* **THE PROBLEM**
Look through the data and write out every line with the word "scientific" in it.

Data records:
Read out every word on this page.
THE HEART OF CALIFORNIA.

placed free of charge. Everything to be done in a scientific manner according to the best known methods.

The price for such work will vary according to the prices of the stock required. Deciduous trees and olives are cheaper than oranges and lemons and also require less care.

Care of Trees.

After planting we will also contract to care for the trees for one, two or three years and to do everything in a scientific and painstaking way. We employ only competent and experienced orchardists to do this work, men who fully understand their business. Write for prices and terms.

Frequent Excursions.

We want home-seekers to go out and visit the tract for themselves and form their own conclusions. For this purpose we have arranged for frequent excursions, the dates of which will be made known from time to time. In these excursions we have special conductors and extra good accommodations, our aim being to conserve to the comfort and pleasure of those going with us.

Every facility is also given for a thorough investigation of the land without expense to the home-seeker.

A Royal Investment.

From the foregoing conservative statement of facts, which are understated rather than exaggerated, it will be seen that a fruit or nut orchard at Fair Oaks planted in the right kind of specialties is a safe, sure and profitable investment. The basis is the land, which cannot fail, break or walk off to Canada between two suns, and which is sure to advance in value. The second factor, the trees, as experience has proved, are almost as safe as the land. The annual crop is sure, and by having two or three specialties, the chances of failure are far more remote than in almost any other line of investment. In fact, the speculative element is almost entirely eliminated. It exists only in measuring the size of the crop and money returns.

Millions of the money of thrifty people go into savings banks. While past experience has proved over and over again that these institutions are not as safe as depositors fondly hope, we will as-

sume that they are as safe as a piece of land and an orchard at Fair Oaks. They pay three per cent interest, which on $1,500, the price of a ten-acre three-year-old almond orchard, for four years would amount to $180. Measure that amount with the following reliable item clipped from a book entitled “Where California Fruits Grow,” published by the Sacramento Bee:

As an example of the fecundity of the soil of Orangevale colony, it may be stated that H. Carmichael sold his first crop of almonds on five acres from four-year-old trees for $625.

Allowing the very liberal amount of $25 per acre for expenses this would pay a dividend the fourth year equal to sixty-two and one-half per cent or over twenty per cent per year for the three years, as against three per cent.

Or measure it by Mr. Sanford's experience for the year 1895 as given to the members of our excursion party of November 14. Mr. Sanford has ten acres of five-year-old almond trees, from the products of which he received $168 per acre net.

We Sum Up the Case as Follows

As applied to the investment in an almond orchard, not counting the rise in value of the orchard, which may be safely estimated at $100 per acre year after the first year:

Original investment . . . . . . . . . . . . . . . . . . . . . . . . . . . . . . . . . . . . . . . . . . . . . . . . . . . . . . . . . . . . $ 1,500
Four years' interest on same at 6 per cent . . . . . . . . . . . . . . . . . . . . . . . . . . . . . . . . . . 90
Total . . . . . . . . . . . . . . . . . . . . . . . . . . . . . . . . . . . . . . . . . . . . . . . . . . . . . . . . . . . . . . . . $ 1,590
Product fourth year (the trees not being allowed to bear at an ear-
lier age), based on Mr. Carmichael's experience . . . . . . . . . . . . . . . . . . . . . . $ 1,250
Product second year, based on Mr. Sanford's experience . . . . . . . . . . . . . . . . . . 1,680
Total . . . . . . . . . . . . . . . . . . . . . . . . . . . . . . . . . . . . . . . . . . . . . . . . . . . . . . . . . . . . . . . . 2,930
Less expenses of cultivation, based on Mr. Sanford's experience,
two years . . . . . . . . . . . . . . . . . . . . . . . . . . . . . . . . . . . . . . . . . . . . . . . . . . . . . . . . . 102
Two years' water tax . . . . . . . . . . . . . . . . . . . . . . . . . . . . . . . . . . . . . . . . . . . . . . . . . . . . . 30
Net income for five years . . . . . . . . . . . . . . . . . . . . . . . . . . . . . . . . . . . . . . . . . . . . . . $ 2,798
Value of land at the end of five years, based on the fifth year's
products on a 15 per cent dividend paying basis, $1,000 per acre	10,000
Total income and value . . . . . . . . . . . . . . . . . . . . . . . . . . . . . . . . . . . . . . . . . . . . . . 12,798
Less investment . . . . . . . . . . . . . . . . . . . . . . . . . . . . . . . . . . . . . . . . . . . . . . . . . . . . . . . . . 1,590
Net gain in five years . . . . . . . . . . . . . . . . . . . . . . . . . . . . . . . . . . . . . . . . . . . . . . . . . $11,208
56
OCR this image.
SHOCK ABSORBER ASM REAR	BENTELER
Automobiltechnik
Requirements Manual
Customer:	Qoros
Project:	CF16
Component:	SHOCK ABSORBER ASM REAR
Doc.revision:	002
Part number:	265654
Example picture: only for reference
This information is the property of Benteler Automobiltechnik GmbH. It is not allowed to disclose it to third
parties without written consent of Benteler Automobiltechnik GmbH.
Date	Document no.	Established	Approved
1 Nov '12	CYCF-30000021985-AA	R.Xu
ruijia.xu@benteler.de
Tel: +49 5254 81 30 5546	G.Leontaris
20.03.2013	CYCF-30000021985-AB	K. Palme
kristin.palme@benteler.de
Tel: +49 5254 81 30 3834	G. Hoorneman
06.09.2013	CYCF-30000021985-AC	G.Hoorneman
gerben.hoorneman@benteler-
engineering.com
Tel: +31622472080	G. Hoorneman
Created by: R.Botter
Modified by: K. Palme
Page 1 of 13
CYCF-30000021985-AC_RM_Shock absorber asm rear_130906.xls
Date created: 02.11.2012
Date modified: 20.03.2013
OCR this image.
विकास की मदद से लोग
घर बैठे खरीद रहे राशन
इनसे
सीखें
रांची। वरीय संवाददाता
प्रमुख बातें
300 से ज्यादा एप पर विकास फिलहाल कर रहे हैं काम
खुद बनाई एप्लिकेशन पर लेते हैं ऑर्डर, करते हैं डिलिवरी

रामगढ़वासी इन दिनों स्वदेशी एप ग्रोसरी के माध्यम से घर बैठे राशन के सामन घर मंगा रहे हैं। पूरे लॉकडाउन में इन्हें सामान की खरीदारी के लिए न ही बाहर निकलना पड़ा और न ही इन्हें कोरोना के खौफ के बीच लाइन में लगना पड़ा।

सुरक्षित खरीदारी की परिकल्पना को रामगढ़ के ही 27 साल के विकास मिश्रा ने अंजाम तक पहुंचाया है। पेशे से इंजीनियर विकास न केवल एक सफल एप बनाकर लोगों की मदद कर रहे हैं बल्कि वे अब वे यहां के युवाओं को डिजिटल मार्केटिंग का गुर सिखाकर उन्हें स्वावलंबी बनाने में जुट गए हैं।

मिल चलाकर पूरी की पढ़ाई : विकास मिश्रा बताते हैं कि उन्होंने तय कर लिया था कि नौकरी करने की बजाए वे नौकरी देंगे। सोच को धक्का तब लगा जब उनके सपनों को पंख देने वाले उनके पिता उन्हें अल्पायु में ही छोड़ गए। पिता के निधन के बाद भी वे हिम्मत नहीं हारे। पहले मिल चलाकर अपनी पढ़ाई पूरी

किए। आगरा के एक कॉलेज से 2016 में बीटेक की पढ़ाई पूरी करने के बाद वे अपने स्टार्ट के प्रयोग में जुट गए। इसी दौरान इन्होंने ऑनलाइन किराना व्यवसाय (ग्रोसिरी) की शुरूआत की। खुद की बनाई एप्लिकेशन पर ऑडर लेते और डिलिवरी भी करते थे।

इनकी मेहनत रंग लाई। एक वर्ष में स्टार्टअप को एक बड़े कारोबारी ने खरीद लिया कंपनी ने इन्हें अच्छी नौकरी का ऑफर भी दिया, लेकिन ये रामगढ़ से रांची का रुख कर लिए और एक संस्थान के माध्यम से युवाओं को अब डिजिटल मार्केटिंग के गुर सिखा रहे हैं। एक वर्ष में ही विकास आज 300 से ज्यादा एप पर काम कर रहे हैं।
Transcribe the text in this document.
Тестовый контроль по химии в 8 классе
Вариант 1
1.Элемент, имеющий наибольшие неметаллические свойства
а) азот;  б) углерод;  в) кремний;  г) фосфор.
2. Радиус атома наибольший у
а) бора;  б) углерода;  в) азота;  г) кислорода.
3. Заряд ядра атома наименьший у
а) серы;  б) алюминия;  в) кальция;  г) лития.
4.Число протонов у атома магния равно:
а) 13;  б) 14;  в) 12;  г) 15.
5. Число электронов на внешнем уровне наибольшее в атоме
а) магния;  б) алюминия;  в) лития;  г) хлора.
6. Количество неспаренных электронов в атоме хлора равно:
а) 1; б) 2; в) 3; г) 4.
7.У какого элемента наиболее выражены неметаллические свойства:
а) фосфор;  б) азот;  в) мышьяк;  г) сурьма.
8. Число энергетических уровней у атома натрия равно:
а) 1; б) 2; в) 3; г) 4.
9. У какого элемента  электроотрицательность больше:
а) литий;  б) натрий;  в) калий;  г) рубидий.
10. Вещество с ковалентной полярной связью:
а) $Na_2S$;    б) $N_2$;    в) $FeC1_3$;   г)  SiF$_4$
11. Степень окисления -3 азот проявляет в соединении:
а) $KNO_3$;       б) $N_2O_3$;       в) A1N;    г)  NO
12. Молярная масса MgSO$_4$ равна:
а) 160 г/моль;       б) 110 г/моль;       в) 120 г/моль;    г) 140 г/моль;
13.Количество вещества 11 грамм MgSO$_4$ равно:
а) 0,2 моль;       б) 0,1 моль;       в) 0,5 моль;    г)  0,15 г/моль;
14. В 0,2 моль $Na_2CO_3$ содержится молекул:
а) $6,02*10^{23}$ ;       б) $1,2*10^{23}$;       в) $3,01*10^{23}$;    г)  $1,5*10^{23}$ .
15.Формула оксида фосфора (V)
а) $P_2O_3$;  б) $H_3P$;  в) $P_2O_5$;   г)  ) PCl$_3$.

* **OUTPUT OF THE EXERCISE**
placed free of charge. Everything to be done in a scientific manner according to the best known methods.
After planting we will also contract to care for the trees for one, two or three years and to do everything in a scientific and painstaking way. We employ only competent and experienced orchardists to do this work, men who fully understand their business. Write for prices and terms.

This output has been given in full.